The problem: Write the data below out exactly as it stands. Do not include the pictures.

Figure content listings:

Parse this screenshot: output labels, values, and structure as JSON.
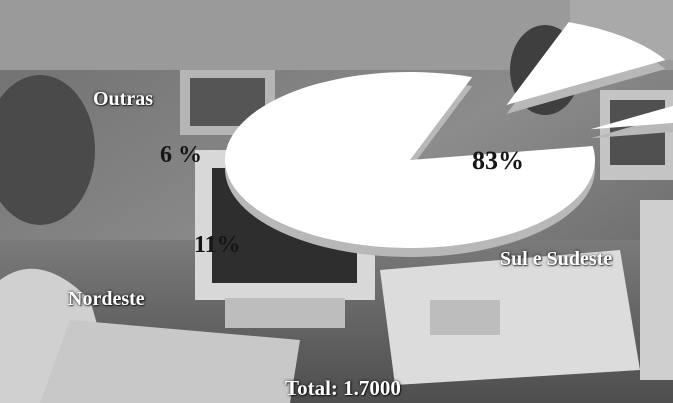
{
  "colors": {
    "slice_fill": "#ffffff",
    "slice_side": "#b8b8b8",
    "category_text": "#ffffff",
    "value_text": "#151515"
  },
  "chart_data": {
    "type": "pie",
    "style": "exploded 3d pie over grayscale office photo",
    "categories": [
      "Sul e Sudeste",
      "Nordeste",
      "Outras"
    ],
    "values": [
      83,
      11,
      6
    ],
    "value_labels": [
      "83%",
      "11%",
      "6 %"
    ],
    "total_label": "Total: 1.7000"
  }
}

Correct response:
Parse this screenshot: output labels, values, and structure as JSON.
{
  "colors": {
    "slice_fill": "#ffffff",
    "slice_side": "#b8b8b8",
    "category_text": "#ffffff",
    "value_text": "#151515"
  },
  "chart_data": {
    "type": "pie",
    "style": "exploded 3d pie over grayscale office photo",
    "categories": [
      "Sul e Sudeste",
      "Nordeste",
      "Outras"
    ],
    "values": [
      83,
      11,
      6
    ],
    "value_labels": [
      "83%",
      "11%",
      "6 %"
    ],
    "total_label": "Total: 1.7000"
  }
}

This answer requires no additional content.